_TASK GOAL_
Copy every line from the records below that carries the word "with".

_DATA_
++++++++++++++++++++

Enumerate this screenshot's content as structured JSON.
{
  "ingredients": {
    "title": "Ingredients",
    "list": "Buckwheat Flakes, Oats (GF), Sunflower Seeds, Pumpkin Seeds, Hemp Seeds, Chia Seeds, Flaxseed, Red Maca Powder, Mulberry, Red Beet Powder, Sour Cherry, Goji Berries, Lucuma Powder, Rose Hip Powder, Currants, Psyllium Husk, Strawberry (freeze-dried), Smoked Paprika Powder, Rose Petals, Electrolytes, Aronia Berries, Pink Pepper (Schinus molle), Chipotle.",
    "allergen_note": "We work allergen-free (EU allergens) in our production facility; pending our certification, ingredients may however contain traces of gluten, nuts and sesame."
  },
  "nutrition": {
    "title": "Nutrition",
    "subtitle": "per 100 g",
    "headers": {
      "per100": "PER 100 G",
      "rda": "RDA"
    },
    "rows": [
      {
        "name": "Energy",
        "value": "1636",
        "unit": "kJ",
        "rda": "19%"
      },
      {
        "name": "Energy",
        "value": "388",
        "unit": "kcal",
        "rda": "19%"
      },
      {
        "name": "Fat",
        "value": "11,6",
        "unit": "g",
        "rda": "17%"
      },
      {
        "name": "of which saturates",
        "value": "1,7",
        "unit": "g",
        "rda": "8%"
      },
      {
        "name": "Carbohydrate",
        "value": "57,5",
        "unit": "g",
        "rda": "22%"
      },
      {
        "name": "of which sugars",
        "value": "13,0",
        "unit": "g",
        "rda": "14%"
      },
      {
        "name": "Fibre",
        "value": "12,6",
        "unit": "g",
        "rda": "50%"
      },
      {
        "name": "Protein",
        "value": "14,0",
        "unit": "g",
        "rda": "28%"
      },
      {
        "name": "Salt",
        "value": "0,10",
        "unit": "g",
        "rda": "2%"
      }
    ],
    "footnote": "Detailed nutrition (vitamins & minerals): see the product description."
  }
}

++++++++++++++++++++

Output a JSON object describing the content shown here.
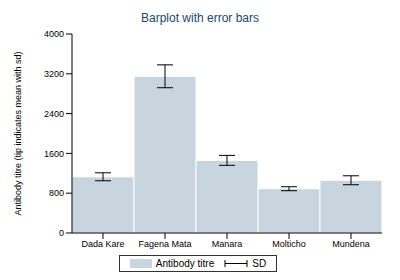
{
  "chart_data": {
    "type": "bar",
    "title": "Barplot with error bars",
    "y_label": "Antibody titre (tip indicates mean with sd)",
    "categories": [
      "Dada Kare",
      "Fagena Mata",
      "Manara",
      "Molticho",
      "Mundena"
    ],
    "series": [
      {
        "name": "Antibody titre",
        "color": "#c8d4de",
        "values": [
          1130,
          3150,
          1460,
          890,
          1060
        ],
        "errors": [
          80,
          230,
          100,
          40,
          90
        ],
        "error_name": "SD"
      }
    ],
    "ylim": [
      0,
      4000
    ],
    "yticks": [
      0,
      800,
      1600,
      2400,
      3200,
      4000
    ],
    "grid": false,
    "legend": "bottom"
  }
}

++++++++++++++++++++

_RESPONSE TO THE EXERCISE_
    "title": "Barplot with error bars",
    "y_label": "Antibody titre (tip indicates mean with sd)",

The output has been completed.